* _EXCERPT PROVIDED_:

The film's source, "Le Voyage à Travers l'impossible", was a play written collaboratively by Jules Verne and French dramatist Adolphe d'Ennery in 1882, in which the writers adapted to stage the style and themes that Verne had been used in his popular novels. Naturally, Méliès' adaptation lacks the benefits of having dialogs, but his version of "The Impossible Voyage" does keep the same atmosphere of Jules Verne's literary work, capturing the spirit of science fiction in each act of the film and mixing it with that magical fantasy and charmingly whimsical humor that Méliès used to employ in each one of his films. With a runtime of only 24 minutes (something unheard of at the time of its release), "The Impossible Voyage" shows a progression of what Méliès did in "A Trip to the Moon", as the narrative is built in a tighter way (despite the similarities with that previous masterpiece).

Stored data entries
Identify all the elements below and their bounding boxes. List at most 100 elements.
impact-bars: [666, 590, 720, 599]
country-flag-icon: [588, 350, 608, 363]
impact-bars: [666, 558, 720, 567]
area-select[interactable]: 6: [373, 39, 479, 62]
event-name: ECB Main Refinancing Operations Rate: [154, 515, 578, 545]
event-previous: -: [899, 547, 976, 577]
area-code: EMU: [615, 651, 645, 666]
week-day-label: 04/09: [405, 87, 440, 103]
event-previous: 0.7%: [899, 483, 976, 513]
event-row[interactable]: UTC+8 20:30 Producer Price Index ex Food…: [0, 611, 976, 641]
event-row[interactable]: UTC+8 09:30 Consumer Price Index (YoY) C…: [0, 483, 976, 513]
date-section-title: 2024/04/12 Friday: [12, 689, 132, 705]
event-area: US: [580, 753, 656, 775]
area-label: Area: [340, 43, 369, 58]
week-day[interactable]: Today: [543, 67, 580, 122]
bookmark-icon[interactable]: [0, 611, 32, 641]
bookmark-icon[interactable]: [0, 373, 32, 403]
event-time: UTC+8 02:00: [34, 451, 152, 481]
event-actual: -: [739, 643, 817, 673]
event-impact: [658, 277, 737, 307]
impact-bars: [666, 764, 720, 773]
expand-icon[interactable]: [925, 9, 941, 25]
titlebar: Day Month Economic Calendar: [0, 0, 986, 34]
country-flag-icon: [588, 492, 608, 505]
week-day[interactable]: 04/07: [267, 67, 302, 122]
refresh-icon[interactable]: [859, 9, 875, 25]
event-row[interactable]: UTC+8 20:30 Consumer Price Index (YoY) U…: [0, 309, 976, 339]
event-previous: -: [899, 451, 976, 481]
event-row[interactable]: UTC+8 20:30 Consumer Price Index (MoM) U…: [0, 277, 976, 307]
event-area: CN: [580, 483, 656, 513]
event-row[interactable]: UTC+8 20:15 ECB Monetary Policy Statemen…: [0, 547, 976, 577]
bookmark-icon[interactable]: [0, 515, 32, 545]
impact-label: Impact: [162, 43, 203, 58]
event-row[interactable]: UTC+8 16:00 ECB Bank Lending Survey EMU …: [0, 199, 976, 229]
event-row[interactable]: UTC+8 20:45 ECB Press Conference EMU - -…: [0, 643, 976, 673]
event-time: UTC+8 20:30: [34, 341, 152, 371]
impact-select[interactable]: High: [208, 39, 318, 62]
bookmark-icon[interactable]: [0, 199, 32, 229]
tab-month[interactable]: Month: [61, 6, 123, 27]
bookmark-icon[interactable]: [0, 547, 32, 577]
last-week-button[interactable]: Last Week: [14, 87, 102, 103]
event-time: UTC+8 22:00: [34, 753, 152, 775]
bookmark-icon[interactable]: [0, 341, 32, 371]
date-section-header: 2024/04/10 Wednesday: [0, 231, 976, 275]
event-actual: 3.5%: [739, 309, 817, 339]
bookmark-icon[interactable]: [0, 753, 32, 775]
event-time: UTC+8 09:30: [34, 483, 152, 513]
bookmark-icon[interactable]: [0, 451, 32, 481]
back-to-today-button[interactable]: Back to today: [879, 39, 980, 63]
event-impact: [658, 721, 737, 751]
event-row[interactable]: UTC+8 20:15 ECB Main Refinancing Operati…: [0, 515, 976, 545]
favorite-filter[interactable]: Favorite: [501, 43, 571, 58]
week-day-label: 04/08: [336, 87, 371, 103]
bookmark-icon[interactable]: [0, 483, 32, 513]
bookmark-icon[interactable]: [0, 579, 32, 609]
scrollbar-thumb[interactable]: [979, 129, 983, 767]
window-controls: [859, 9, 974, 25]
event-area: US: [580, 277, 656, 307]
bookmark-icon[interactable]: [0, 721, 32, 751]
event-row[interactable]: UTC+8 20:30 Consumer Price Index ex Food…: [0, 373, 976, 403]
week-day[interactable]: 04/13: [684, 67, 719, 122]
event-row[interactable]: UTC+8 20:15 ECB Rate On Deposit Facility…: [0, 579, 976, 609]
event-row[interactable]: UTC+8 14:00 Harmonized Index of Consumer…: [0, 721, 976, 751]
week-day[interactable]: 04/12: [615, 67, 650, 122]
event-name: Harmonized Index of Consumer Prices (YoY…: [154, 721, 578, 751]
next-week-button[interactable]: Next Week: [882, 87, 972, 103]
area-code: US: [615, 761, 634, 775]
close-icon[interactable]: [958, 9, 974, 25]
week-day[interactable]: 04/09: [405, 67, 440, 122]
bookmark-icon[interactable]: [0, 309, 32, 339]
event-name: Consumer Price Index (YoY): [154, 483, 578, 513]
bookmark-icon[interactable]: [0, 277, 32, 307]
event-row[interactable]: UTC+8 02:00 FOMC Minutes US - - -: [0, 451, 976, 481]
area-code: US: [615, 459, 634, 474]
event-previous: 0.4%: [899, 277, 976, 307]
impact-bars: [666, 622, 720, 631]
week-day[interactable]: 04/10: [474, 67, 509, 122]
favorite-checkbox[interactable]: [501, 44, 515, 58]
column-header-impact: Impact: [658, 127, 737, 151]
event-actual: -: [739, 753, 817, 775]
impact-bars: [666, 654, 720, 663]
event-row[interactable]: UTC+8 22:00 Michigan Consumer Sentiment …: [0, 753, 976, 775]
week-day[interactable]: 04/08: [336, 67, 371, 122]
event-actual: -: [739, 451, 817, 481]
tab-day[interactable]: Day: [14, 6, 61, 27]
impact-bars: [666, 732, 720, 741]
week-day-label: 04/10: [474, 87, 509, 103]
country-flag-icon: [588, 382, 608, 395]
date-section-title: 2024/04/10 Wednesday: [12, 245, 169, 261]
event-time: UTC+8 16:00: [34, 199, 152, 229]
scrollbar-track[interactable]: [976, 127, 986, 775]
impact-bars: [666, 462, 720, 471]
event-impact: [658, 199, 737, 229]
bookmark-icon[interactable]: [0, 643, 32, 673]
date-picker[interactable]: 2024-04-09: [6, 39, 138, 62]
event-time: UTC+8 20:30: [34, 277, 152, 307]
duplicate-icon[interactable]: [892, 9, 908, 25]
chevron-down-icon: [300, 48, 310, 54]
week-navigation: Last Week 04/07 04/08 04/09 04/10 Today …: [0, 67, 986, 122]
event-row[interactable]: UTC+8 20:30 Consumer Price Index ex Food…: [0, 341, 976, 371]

* _TASK REQUIREMENTS_:
A) Please rewrite the paragraph of the passage on The Impossible Voyage that begins "The film's source" as a short bulleted list that keeps its main facts.
B) Resume the passage on The Impossible Voyage after its last sentence, adding a few sentences in the same style.
The records aren't needed for any of this work.

* _TASK-BY-TASK RESULTS_:
A)
- Source: "Le Voyage à Travers l'impossible," an 1882 play written by Jules Verne and French dramatist Adolphe d'Ennery, which brought the style and themes of Verne's popular novels to the stage.
- Méliès' adaptation has no dialog but keeps the atmosphere of Verne's literary work, capturing the spirit of science fiction in each act.
- It blends that spirit with the magical fantasy and whimsical humor Méliès used in each of his films.
- Its 24-minute runtime was unheard of when it was released.
- It shows a progression from "A Trip to the Moon," with a tighter narrative despite similarities to that earlier masterpiece.

B)
As usual in a film by Georges Méliès, the real magic of the movie lays in the extremely clever and detailed way in which Méliès creates his special effects, and in the beautiful art direction he uses to make his fantasy come alive. The world of "The Impossible Voyage" seems like a more detailed trip to the same universe of "A Trip to the Moon", where insanely courageous scientists and inventors use their wonderful and crazy machines to conquer the limits of their fantastic world. In this there's a difference with Verne, as while in the writer's novels there's always a certain factuality in his devices, Méliès versions have more of magical than scientific, which goes perfectly with the comedic tone he uses in his adventure films. A magician until the end, Méliès creates wonderful special effects using every single photographic trick he had discovery at the time (there's a wonderful use of miniatures in the movie).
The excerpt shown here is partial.